* _Task directions_: Could you swap "охранной зоны" for "защитной зоны" in the records starting at the line containing "548, 574, 565]" and ending at the line containing "357, 163, 374]", and return only those lines with nothing else changed?

######

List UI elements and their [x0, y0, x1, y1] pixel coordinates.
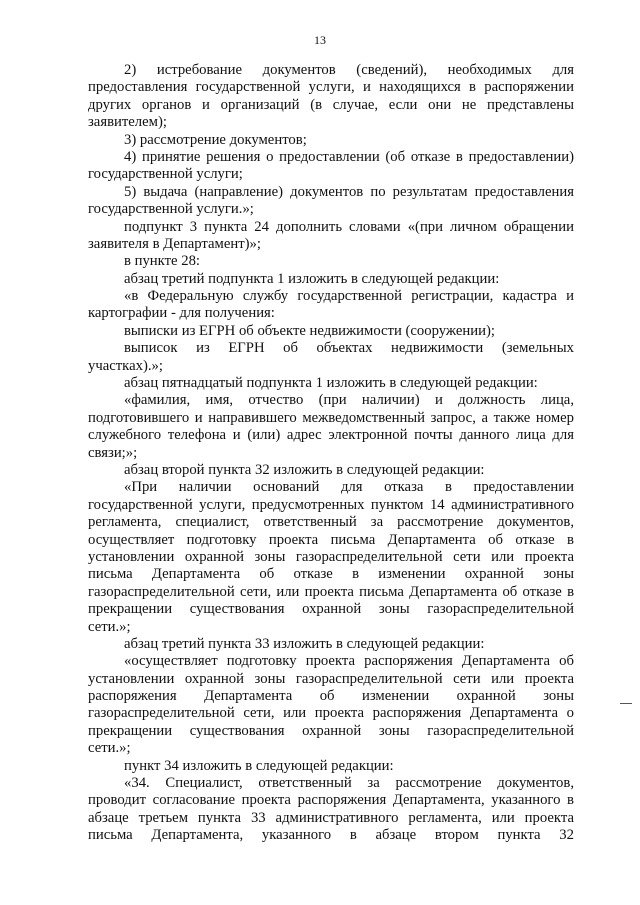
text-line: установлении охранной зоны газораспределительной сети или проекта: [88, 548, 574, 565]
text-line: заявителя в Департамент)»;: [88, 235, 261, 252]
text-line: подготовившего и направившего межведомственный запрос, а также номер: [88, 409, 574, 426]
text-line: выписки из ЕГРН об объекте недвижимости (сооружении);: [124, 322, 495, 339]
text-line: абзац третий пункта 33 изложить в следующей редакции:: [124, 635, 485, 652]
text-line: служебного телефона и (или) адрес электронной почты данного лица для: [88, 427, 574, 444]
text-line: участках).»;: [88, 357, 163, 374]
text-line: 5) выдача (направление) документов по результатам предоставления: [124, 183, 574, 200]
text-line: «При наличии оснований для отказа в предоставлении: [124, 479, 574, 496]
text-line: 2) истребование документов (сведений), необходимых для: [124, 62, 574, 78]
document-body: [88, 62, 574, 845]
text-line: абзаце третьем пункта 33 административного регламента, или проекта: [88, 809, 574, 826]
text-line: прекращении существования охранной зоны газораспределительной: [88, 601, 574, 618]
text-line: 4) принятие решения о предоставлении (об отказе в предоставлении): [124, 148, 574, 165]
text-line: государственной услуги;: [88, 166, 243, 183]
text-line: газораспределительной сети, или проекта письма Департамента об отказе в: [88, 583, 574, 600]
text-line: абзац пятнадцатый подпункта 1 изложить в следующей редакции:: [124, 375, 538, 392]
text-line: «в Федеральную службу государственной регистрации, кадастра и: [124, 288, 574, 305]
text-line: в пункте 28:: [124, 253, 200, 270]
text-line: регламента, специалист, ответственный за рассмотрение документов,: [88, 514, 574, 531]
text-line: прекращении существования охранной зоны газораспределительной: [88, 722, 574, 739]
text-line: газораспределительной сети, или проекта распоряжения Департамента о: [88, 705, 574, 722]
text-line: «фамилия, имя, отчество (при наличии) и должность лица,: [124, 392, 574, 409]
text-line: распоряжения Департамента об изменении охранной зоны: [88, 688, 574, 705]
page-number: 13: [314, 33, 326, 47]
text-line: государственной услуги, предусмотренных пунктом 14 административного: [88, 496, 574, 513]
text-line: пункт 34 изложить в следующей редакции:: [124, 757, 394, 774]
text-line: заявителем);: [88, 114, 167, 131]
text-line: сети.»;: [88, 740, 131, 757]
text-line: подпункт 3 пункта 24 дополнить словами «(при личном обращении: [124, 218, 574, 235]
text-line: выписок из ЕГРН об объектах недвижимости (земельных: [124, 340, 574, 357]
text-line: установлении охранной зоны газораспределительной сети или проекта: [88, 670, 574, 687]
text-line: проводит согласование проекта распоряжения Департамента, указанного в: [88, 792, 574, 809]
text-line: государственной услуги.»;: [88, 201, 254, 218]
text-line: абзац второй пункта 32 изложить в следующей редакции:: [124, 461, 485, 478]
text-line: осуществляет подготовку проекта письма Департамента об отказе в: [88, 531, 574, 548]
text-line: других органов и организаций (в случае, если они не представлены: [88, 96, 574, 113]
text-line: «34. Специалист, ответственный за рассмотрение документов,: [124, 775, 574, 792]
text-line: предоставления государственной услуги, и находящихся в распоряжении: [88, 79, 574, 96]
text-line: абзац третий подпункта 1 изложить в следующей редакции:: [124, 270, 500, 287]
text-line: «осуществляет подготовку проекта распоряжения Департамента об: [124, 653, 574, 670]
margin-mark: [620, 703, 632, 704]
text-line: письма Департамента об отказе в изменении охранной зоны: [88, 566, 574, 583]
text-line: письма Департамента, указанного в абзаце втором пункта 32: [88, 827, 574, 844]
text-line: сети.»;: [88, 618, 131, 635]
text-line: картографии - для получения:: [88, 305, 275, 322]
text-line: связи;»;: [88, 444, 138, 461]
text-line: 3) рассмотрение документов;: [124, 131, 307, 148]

######

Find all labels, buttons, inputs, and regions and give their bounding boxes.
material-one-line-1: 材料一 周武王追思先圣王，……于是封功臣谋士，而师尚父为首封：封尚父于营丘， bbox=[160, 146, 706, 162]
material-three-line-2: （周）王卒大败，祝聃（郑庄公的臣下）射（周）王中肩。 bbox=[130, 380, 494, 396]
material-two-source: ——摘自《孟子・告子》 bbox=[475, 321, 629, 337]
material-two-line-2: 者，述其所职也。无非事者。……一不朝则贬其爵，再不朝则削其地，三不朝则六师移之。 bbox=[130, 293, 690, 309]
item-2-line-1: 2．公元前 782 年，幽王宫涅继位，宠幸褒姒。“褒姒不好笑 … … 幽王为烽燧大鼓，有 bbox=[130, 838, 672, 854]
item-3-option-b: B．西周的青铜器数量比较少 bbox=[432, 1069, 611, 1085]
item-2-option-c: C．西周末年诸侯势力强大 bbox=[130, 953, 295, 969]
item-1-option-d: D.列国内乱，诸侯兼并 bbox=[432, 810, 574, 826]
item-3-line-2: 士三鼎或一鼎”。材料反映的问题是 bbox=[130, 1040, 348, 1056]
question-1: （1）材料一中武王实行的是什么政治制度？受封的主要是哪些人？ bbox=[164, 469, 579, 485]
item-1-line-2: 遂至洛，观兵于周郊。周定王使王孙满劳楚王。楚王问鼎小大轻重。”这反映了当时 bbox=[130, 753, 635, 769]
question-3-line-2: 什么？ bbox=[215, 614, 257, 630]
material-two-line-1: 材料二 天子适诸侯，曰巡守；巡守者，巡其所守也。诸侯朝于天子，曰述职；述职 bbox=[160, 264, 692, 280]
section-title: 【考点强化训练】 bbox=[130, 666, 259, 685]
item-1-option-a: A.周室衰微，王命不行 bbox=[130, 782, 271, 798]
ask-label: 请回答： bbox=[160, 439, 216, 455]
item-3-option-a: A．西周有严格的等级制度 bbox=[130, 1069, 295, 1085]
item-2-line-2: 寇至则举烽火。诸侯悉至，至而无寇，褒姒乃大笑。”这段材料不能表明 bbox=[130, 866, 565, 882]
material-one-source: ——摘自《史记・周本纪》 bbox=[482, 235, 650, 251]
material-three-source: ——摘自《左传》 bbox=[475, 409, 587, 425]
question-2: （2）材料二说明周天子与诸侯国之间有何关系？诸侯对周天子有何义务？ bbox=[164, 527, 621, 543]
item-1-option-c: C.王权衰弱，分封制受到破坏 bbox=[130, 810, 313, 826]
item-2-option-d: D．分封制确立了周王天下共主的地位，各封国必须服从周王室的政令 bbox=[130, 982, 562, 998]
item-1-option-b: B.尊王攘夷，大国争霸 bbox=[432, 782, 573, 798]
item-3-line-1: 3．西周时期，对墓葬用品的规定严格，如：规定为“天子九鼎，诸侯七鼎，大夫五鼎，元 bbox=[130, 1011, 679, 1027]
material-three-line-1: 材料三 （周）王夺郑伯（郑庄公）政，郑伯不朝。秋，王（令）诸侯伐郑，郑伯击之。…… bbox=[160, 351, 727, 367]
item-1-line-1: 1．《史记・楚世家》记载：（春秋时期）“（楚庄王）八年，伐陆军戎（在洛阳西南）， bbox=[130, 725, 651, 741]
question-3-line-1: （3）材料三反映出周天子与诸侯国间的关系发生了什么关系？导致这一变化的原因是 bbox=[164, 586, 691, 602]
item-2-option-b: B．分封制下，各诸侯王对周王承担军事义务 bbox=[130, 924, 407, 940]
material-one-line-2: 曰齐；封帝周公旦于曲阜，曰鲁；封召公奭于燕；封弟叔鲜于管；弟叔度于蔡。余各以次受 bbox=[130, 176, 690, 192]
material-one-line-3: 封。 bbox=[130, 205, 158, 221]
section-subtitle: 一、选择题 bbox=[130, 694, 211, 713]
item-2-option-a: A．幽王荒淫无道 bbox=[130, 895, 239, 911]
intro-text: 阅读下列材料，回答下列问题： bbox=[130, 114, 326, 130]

######

* _The completed task_:
text-line: установлении защитной зоны газораспределительной сети или проекта: [88, 548, 574, 565]
text-line: заявителя в Департамент)»;: [88, 235, 261, 252]
text-line: подготовившего и направившего межведомственный запрос, а также номер: [88, 409, 574, 426]
text-line: выписки из ЕГРН об объекте недвижимости (сооружении);: [124, 322, 495, 339]
text-line: абзац третий пункта 33 изложить в следующей редакции:: [124, 635, 485, 652]
text-line: служебного телефона и (или) адрес электронной почты данного лица для: [88, 427, 574, 444]
text-line: участках).»;: [88, 357, 163, 374]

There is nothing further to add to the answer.